Records to process -

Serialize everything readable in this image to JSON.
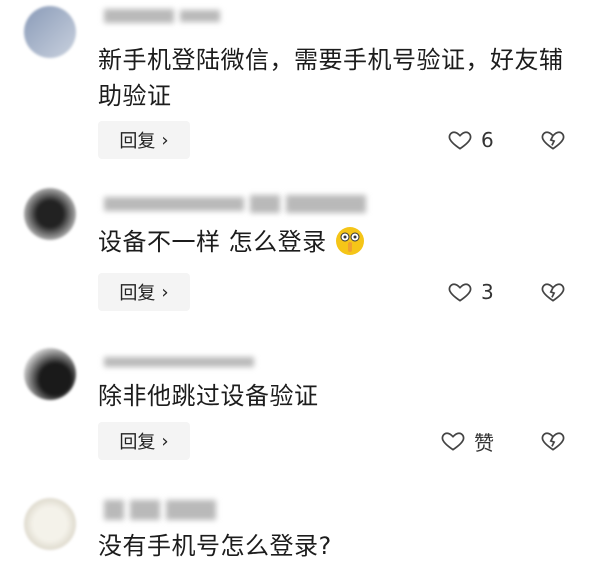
{
  "comments": [
    {
      "text": "新手机登陆微信，需要手机号验证，好友辅助验证",
      "reply_label": "回复",
      "like_label": "6"
    },
    {
      "text": "设备不一样 怎么登录",
      "reply_label": "回复",
      "like_label": "3"
    },
    {
      "text": "除非他跳过设备验证",
      "reply_label": "回复",
      "like_label": "赞"
    },
    {
      "text": "没有手机号怎么登录?"
    }
  ],
  "icons": {
    "like": "heart-outline-icon",
    "dislike": "broken-heart-icon",
    "reply_arrow": "chevron-right-icon",
    "emoji": "shush-emoji-icon"
  }
}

Instruction -
Omit the pictures and output all of the other material exactly.

Finished answer -
Serialize everything readable in this image to JSON.
{
  "comments": [
    {
      "text": "新手机登陆微信，需要手机号验证，好友辅助验证",
      "reply_label": "回复",
      "like_label": "6"
    },
    {
      "text": "设备不一样 怎么登录",
      "reply_label": "回复",
      "like_label": "3"
    },
    {
      "text": "除非他跳过设备验证",
      "reply_label": "回复",
      "like_label": "赞"
    },
    {
      "text": "没有手机号怎么登录?"
    }
  ],
  "icons": {
    "like": "heart-outline-icon",
    "dislike": "broken-heart-icon",
    "reply_arrow": "chevron-right-icon",
    "emoji": "shush-emoji-icon"
  }
}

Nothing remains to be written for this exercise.